● YOUR OBJECTIVE
Lay out every line of the records below as a numbered list, skipping blank lines. Leave the pictures out of your answer.

===== EXTRACTED MATERIAL =====

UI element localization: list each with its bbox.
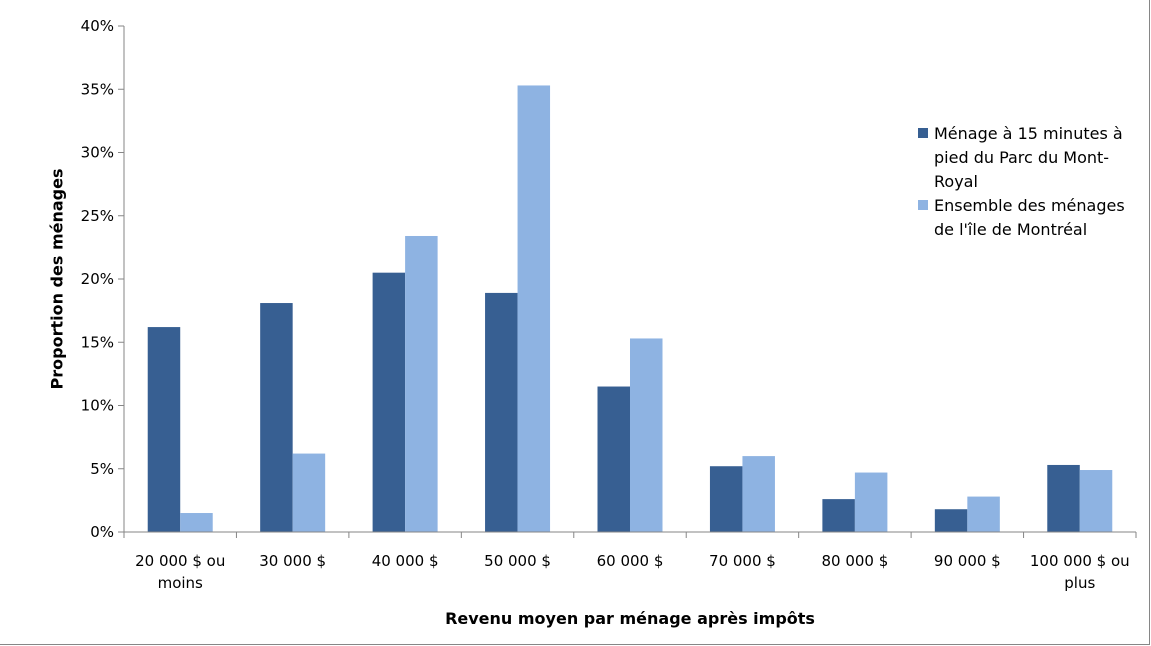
legend: Ménage à 15 minutes à pied du Parc du Mo… <box>918 122 1143 242</box>
legend-swatch-light-blue <box>918 200 928 210</box>
legend-item-walk-15min: Ménage à 15 minutes à pied du Parc du Mo… <box>918 122 1143 194</box>
bar-series-2-cat-3 <box>405 235 438 533</box>
bars-group <box>147 85 1113 533</box>
bar-series-2-cat-5 <box>630 338 663 532</box>
bar-series-1-cat-3 <box>372 272 406 532</box>
bar-series-2-cat-2 <box>292 453 326 532</box>
bar-series-1-cat-8 <box>934 509 968 532</box>
bar-series-2-cat-4 <box>517 85 551 532</box>
bar-series-2-cat-7 <box>854 472 888 532</box>
x-tick-label: 90 000 $ <box>934 552 1001 570</box>
y-tick-label: 35% <box>81 80 114 98</box>
y-axis-title: Proportion des ménages <box>48 169 67 390</box>
y-tick-label: 20% <box>81 270 114 288</box>
x-axis-title: Revenu moyen par ménage après impôts <box>445 609 815 628</box>
bar-series-1-cat-5 <box>597 386 630 532</box>
bar-series-1-cat-2 <box>260 303 293 532</box>
bar-series-2-cat-8 <box>967 496 1000 532</box>
y-tick-label: 0% <box>90 523 114 541</box>
legend-swatch-dark-blue <box>918 128 928 138</box>
y-axis-ticks: 0% 5% 10% 15% 20% 25% 30% 35% 40% <box>81 17 124 541</box>
x-tick-label: 40 000 $ <box>372 552 439 570</box>
y-tick-label: 10% <box>81 397 114 415</box>
x-axis-ticks: 20 000 $ ou moins 30 000 $ 40 000 $ 50 000 $… <box>123 532 1137 592</box>
legend-label: Ensemble des ménages de l'île de Montréa… <box>934 196 1125 239</box>
bar-series-2-cat-9 <box>1079 470 1113 532</box>
y-tick-label: 25% <box>81 207 114 225</box>
legend-label: Ménage à 15 minutes à pied du Parc du Mo… <box>934 124 1123 191</box>
bar-series-2-cat-1 <box>180 513 213 532</box>
y-tick-label: 40% <box>81 17 114 35</box>
x-tick-label: 30 000 $ <box>259 552 326 570</box>
y-tick-label: 15% <box>81 333 114 351</box>
x-tick-label: 60 000 $ <box>597 552 664 570</box>
x-tick-label: 100 000 $ ou plus <box>1030 552 1130 592</box>
bar-series-1-cat-1 <box>147 327 181 532</box>
legend-item-montreal-island: Ensemble des ménages de l'île de Montréa… <box>918 194 1143 242</box>
x-tick-label: 70 000 $ <box>709 552 776 570</box>
y-tick-label: 30% <box>81 144 114 162</box>
bar-series-1-cat-4 <box>485 292 518 532</box>
bar-series-1-cat-7 <box>822 499 855 532</box>
bar-series-2-cat-6 <box>742 456 775 532</box>
y-tick-label: 5% <box>90 460 114 478</box>
bar-series-1-cat-9 <box>1047 464 1080 532</box>
bar-series-1-cat-6 <box>709 466 743 532</box>
x-tick-label: 80 000 $ <box>821 552 888 570</box>
x-tick-label: 20 000 $ ou moins <box>135 552 225 592</box>
x-tick-label: 50 000 $ <box>484 552 551 570</box>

=====

● COMPLETE ANSWER
1. UI element localization: list each with its bbox.
2. legend: Ménage à 15 minutes à pied du Parc du Mo… <box>918 122 1143 242</box>
3. legend-swatch-light-blue <box>918 200 928 210</box>
4. legend-item-walk-15min: Ménage à 15 minutes à pied du Parc du Mo… <box>918 122 1143 194</box>
5. bar-series-2-cat-3 <box>405 235 438 533</box>
6. bars-group <box>147 85 1113 533</box>
7. bar-series-2-cat-5 <box>630 338 663 532</box>
8. bar-series-1-cat-3 <box>372 272 406 532</box>
9. bar-series-2-cat-2 <box>292 453 326 532</box>
10. bar-series-1-cat-8 <box>934 509 968 532</box>
11. bar-series-2-cat-4 <box>517 85 551 532</box>
12. bar-series-2-cat-7 <box>854 472 888 532</box>
13. x-tick-label: 90 000 $ <box>934 552 1001 570</box>
14. y-tick-label: 35% <box>81 80 114 98</box>
15. y-axis-title: Proportion des ménages <box>48 169 67 390</box>
16. y-tick-label: 20% <box>81 270 114 288</box>
17. x-axis-title: Revenu moyen par ménage après impôts <box>445 609 815 628</box>
18. bar-series-1-cat-5 <box>597 386 630 532</box>
19. bar-series-1-cat-2 <box>260 303 293 532</box>
20. bar-series-2-cat-8 <box>967 496 1000 532</box>
21. y-tick-label: 0% <box>90 523 114 541</box>
22. legend-swatch-dark-blue <box>918 128 928 138</box>
23. y-axis-ticks: 0% 5% 10% 15% 20% 25% 30% 35% 40% <box>81 17 124 541</box>
24. x-tick-label: 40 000 $ <box>372 552 439 570</box>
25. y-tick-label: 10% <box>81 397 114 415</box>
26. x-axis-ticks: 20 000 $ ou moins 30 000 $ 40 000 $ 50 000 $… <box>123 532 1137 592</box>
27. legend-label: Ensemble des ménages de l'île de Montréa… <box>934 196 1125 239</box>
28. bar-series-2-cat-9 <box>1079 470 1113 532</box>
29. y-tick-label: 25% <box>81 207 114 225</box>
30. legend-label: Ménage à 15 minutes à pied du Parc du Mo… <box>934 124 1123 191</box>
31. bar-series-2-cat-1 <box>180 513 213 532</box>
32. y-tick-label: 40% <box>81 17 114 35</box>
33. x-tick-label: 30 000 $ <box>259 552 326 570</box>
34. y-tick-label: 15% <box>81 333 114 351</box>
35. x-tick-label: 60 000 $ <box>597 552 664 570</box>
36. x-tick-label: 100 000 $ ou plus <box>1030 552 1130 592</box>
37. bar-series-1-cat-1 <box>147 327 181 532</box>
38. legend-item-montreal-island: Ensemble des ménages de l'île de Montréa… <box>918 194 1143 242</box>
39. x-tick-label: 70 000 $ <box>709 552 776 570</box>
40. y-tick-label: 30% <box>81 144 114 162</box>
41. bar-series-1-cat-4 <box>485 292 518 532</box>
42. bar-series-1-cat-7 <box>822 499 855 532</box>
43. bar-series-2-cat-6 <box>742 456 775 532</box>
44. y-tick-label: 5% <box>90 460 114 478</box>
45. bar-series-1-cat-9 <box>1047 464 1080 532</box>
46. bar-series-1-cat-6 <box>709 466 743 532</box>
47. x-tick-label: 80 000 $ <box>821 552 888 570</box>
48. x-tick-label: 20 000 $ ou moins <box>135 552 225 592</box>
49. x-tick-label: 50 000 $ <box>484 552 551 570</box>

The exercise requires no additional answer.